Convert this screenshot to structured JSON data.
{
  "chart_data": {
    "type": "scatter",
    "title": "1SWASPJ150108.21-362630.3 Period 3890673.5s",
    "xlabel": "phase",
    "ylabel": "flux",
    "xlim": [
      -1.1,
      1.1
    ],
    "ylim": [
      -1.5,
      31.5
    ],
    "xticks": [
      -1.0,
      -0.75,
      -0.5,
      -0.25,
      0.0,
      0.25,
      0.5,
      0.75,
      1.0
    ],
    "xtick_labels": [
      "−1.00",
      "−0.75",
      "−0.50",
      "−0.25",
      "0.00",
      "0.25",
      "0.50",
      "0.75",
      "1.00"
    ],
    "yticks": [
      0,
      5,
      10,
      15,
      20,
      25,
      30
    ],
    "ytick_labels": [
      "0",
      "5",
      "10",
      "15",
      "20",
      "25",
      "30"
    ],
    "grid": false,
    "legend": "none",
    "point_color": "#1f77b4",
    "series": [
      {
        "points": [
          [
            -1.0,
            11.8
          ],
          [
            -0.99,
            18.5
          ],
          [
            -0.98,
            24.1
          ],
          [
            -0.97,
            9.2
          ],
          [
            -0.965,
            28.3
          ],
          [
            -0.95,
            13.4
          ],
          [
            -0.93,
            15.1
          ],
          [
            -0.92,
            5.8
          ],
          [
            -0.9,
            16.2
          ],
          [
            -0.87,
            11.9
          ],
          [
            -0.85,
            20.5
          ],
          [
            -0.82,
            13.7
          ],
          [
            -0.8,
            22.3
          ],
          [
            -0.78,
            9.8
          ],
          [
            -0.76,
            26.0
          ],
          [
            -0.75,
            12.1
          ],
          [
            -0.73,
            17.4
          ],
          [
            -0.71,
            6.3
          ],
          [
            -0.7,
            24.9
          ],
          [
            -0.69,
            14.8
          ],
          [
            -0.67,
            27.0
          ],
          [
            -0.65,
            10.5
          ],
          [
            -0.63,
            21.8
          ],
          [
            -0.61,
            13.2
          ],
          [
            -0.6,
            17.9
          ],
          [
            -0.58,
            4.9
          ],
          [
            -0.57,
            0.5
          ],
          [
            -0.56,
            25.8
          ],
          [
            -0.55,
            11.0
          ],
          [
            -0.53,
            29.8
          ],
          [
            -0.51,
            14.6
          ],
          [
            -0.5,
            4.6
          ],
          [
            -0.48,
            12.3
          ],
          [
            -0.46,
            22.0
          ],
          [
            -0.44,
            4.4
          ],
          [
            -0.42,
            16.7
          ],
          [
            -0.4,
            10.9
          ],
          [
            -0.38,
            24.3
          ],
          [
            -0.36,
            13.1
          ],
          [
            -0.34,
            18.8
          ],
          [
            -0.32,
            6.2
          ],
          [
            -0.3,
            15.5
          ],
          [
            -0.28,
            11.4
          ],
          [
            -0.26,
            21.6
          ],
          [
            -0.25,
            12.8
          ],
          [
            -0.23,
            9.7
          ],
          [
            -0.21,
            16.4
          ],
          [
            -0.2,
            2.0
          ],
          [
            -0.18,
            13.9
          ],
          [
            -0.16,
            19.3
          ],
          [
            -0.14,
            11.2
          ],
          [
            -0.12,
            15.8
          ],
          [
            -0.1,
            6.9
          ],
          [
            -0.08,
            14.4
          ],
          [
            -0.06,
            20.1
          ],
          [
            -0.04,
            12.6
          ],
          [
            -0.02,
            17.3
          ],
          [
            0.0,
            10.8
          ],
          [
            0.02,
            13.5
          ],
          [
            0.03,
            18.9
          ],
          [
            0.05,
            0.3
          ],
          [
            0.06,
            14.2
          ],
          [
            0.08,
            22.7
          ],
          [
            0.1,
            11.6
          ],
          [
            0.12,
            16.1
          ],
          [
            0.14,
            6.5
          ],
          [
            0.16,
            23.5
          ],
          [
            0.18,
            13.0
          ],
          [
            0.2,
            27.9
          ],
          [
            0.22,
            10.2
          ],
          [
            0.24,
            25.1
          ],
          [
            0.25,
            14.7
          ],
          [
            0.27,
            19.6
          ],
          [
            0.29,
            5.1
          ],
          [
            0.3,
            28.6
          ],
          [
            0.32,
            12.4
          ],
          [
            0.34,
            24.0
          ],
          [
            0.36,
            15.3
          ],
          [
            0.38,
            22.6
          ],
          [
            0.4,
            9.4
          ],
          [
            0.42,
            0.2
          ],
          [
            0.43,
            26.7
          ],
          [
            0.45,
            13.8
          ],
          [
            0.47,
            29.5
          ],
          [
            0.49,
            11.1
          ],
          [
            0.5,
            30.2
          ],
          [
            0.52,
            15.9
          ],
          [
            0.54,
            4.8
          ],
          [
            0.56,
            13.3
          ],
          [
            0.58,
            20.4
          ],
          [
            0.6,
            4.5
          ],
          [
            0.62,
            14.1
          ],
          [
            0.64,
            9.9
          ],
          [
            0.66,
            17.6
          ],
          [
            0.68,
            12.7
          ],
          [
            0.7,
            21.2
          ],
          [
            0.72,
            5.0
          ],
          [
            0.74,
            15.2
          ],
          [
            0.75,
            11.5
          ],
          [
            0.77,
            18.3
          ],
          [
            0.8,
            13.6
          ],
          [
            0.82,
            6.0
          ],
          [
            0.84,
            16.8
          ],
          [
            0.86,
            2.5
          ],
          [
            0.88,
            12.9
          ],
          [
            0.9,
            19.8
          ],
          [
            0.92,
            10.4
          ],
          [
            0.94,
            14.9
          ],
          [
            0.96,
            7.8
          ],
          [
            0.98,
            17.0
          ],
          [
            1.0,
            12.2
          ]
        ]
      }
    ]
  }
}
######
Set down the listing above in full, please, exactly as it appears.

Convert this screenshot to structured JSON data.
{
  "chart_data": {
    "type": "scatter",
    "title": "1SWASPJ150108.21-362630.3 Period 3890673.5s",
    "xlabel": "phase",
    "ylabel": "flux",
    "xlim": [
      -1.1,
      1.1
    ],
    "ylim": [
      -1.5,
      31.5
    ],
    "xticks": [
      -1.0,
      -0.75,
      -0.5,
      -0.25,
      0.0,
      0.25,
      0.5,
      0.75,
      1.0
    ],
    "xtick_labels": [
      "−1.00",
      "−0.75",
      "−0.50",
      "−0.25",
      "0.00",
      "0.25",
      "0.50",
      "0.75",
      "1.00"
    ],
    "yticks": [
      0,
      5,
      10,
      15,
      20,
      25,
      30
    ],
    "ytick_labels": [
      "0",
      "5",
      "10",
      "15",
      "20",
      "25",
      "30"
    ],
    "grid": false,
    "legend": "none",
    "point_color": "#1f77b4",
    "series": [
      {
        "points": [
          [
            -1.0,
            11.8
          ],
          [
            -0.99,
            18.5
          ],
          [
            -0.98,
            24.1
          ],
          [
            -0.97,
            9.2
          ],
          [
            -0.965,
            28.3
          ],
          [
            -0.95,
            13.4
          ],
          [
            -0.93,
            15.1
          ],
          [
            -0.92,
            5.8
          ],
          [
            -0.9,
            16.2
          ],
          [
            -0.87,
            11.9
          ],
          [
            -0.85,
            20.5
          ],
          [
            -0.82,
            13.7
          ],
          [
            -0.8,
            22.3
          ],
          [
            -0.78,
            9.8
          ],
          [
            -0.76,
            26.0
          ],
          [
            -0.75,
            12.1
          ],
          [
            -0.73,
            17.4
          ],
          [
            -0.71,
            6.3
          ],
          [
            -0.7,
            24.9
          ],
          [
            -0.69,
            14.8
          ],
          [
            -0.67,
            27.0
          ],
          [
            -0.65,
            10.5
          ],
          [
            -0.63,
            21.8
          ],
          [
            -0.61,
            13.2
          ],
          [
            -0.6,
            17.9
          ],
          [
            -0.58,
            4.9
          ],
          [
            -0.57,
            0.5
          ],
          [
            -0.56,
            25.8
          ],
          [
            -0.55,
            11.0
          ],
          [
            -0.53,
            29.8
          ],
          [
            -0.51,
            14.6
          ],
          [
            -0.5,
            4.6
          ],
          [
            -0.48,
            12.3
          ],
          [
            -0.46,
            22.0
          ],
          [
            -0.44,
            4.4
          ],
          [
            -0.42,
            16.7
          ],
          [
            -0.4,
            10.9
          ],
          [
            -0.38,
            24.3
          ],
          [
            -0.36,
            13.1
          ],
          [
            -0.34,
            18.8
          ],
          [
            -0.32,
            6.2
          ],
          [
            -0.3,
            15.5
          ],
          [
            -0.28,
            11.4
          ],
          [
            -0.26,
            21.6
          ],
          [
            -0.25,
            12.8
          ],
          [
            -0.23,
            9.7
          ],
          [
            -0.21,
            16.4
          ],
          [
            -0.2,
            2.0
          ],
          [
            -0.18,
            13.9
          ],
          [
            -0.16,
            19.3
          ],
          [
            -0.14,
            11.2
          ],
          [
            -0.12,
            15.8
          ],
          [
            -0.1,
            6.9
          ],
          [
            -0.08,
            14.4
          ],
          [
            -0.06,
            20.1
          ],
          [
            -0.04,
            12.6
          ],
          [
            -0.02,
            17.3
          ],
          [
            0.0,
            10.8
          ],
          [
            0.02,
            13.5
          ],
          [
            0.03,
            18.9
          ],
          [
            0.05,
            0.3
          ],
          [
            0.06,
            14.2
          ],
          [
            0.08,
            22.7
          ],
          [
            0.1,
            11.6
          ],
          [
            0.12,
            16.1
          ],
          [
            0.14,
            6.5
          ],
          [
            0.16,
            23.5
          ],
          [
            0.18,
            13.0
          ],
          [
            0.2,
            27.9
          ],
          [
            0.22,
            10.2
          ],
          [
            0.24,
            25.1
          ],
          [
            0.25,
            14.7
          ],
          [
            0.27,
            19.6
          ],
          [
            0.29,
            5.1
          ],
          [
            0.3,
            28.6
          ],
          [
            0.32,
            12.4
          ],
          [
            0.34,
            24.0
          ],
          [
            0.36,
            15.3
          ],
          [
            0.38,
            22.6
          ],
          [
            0.4,
            9.4
          ],
          [
            0.42,
            0.2
          ],
          [
            0.43,
            26.7
          ],
          [
            0.45,
            13.8
          ],
          [
            0.47,
            29.5
          ],
          [
            0.49,
            11.1
          ],
          [
            0.5,
            30.2
          ],
          [
            0.52,
            15.9
          ],
          [
            0.54,
            4.8
          ],
          [
            0.56,
            13.3
          ],
          [
            0.58,
            20.4
          ],
          [
            0.6,
            4.5
          ],
          [
            0.62,
            14.1
          ],
          [
            0.64,
            9.9
          ],
          [
            0.66,
            17.6
          ],
          [
            0.68,
            12.7
          ],
          [
            0.7,
            21.2
          ],
          [
            0.72,
            5.0
          ],
          [
            0.74,
            15.2
          ],
          [
            0.75,
            11.5
          ],
          [
            0.77,
            18.3
          ],
          [
            0.8,
            13.6
          ],
          [
            0.82,
            6.0
          ],
          [
            0.84,
            16.8
          ],
          [
            0.86,
            2.5
          ],
          [
            0.88,
            12.9
          ],
          [
            0.9,
            19.8
          ],
          [
            0.92,
            10.4
          ],
          [
            0.94,
            14.9
          ],
          [
            0.96,
            7.8
          ],
          [
            0.98,
            17.0
          ],
          [
            1.0,
            12.2
          ]
        ]
      }
    ]
  }
}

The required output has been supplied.